_WORK REQUIRED_
Return a copy of every line in the records that includes the word "date".

(Extracts from a graphics dataset)
=-=-=

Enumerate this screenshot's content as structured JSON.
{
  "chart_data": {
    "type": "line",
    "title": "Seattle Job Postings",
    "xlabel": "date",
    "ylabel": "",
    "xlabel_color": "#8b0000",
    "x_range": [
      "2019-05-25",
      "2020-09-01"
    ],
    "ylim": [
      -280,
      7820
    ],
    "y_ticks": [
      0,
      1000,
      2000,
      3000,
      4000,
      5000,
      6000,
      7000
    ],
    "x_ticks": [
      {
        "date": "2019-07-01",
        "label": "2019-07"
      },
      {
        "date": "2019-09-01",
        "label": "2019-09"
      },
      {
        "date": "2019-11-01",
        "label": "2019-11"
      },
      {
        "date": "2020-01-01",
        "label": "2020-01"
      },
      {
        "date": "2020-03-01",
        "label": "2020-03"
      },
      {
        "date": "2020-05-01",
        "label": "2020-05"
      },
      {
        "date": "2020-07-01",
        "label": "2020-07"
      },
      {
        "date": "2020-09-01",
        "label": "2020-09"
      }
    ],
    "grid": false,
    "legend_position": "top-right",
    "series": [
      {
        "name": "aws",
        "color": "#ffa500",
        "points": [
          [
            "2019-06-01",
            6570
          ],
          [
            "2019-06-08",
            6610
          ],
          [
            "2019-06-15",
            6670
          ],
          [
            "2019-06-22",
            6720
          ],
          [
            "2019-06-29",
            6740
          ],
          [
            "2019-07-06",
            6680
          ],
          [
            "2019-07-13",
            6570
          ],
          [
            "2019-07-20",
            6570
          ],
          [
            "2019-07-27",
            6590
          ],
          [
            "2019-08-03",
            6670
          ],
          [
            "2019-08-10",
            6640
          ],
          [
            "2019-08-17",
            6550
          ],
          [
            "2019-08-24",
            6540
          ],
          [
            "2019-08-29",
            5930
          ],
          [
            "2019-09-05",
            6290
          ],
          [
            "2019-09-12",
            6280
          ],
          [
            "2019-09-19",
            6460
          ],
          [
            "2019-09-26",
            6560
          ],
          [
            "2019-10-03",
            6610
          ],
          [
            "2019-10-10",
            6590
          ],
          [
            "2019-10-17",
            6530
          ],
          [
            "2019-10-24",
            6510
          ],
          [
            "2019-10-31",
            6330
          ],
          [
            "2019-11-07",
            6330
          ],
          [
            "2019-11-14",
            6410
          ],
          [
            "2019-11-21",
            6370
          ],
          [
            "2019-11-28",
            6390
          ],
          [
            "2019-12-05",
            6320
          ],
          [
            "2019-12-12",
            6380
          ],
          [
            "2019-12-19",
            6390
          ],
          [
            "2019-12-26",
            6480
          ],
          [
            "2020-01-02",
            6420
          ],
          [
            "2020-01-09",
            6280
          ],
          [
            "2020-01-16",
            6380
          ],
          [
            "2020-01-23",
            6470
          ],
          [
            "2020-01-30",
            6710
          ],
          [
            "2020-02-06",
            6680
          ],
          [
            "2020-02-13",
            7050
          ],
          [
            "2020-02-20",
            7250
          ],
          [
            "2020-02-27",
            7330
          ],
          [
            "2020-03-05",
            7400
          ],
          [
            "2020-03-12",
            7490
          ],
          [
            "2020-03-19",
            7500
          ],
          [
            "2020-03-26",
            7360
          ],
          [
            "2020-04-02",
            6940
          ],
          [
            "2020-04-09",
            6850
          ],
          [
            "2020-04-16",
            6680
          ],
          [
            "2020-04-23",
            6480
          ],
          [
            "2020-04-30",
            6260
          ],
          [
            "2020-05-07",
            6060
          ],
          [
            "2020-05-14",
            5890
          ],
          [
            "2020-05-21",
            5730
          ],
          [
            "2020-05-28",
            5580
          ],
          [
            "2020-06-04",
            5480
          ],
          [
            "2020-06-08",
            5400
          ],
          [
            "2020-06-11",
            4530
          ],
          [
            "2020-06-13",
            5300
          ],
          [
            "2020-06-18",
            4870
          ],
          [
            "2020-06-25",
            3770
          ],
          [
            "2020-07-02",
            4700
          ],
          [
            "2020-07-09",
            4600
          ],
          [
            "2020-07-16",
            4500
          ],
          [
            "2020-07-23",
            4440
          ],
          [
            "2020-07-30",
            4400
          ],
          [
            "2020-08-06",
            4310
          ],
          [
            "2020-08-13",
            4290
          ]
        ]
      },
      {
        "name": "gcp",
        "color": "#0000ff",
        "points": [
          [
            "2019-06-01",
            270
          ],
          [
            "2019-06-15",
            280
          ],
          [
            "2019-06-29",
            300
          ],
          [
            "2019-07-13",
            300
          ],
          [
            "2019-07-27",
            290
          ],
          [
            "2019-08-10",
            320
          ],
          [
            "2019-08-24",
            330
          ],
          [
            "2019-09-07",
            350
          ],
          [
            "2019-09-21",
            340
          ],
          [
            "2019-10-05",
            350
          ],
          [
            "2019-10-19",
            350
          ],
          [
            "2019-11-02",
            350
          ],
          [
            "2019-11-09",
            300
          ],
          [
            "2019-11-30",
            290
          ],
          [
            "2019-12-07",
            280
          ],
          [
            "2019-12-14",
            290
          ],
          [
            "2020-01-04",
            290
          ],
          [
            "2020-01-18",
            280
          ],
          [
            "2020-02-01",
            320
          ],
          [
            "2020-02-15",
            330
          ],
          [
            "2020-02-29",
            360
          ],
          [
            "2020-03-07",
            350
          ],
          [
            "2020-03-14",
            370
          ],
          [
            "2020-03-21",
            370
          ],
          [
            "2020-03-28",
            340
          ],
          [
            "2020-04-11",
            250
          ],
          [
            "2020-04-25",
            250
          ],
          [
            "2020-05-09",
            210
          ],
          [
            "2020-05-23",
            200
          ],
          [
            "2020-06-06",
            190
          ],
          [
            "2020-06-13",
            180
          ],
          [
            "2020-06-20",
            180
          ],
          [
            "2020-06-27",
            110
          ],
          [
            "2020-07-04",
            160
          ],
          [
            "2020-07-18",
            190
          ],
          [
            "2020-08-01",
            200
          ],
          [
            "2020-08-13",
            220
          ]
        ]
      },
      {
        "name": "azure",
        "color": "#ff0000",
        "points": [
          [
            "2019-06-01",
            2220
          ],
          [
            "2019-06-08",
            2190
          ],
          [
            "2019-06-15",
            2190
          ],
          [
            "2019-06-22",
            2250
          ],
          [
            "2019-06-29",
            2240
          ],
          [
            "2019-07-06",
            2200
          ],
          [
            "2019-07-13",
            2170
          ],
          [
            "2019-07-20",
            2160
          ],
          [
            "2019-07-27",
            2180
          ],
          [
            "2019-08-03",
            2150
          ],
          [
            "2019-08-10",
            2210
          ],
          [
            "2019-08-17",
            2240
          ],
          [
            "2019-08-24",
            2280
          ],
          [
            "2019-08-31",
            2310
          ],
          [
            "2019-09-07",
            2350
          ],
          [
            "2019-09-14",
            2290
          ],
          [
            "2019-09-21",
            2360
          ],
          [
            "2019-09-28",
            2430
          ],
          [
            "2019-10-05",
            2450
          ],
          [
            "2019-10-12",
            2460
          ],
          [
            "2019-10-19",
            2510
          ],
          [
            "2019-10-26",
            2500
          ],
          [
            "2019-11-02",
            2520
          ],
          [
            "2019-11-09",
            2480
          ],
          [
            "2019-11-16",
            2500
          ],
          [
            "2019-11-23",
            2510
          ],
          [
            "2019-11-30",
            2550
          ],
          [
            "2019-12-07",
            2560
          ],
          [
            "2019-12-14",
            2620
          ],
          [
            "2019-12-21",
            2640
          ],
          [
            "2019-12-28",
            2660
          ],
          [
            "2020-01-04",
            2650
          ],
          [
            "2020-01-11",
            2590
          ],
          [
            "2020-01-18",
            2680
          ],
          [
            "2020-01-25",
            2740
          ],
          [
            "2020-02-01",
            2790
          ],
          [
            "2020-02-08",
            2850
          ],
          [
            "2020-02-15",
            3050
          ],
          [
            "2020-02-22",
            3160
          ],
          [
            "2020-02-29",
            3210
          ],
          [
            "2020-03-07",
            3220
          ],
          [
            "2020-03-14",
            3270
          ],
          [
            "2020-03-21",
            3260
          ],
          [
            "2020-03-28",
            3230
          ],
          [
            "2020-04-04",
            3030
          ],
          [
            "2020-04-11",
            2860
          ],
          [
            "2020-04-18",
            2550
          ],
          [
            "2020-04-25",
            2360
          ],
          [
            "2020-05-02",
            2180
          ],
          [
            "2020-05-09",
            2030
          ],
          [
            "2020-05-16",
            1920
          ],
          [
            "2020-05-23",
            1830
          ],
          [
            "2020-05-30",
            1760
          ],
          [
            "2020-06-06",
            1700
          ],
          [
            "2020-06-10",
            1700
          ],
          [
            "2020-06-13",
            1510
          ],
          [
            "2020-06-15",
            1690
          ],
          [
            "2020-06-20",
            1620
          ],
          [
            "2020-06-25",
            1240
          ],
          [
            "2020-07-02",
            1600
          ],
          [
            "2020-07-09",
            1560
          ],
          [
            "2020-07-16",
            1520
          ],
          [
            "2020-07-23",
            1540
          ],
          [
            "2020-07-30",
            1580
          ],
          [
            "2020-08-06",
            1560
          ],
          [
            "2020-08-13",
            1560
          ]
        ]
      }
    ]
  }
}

=-=-=

_OUTPUT BELOW_
    "xlabel": "date",
        "date": "2019-07-01",
        "date": "2019-09-01",
        "date": "2019-11-01",
        "date": "2020-01-01",
        "date": "2020-03-01",
        "date": "2020-05-01",
        "date": "2020-07-01",
        "date": "2020-09-01",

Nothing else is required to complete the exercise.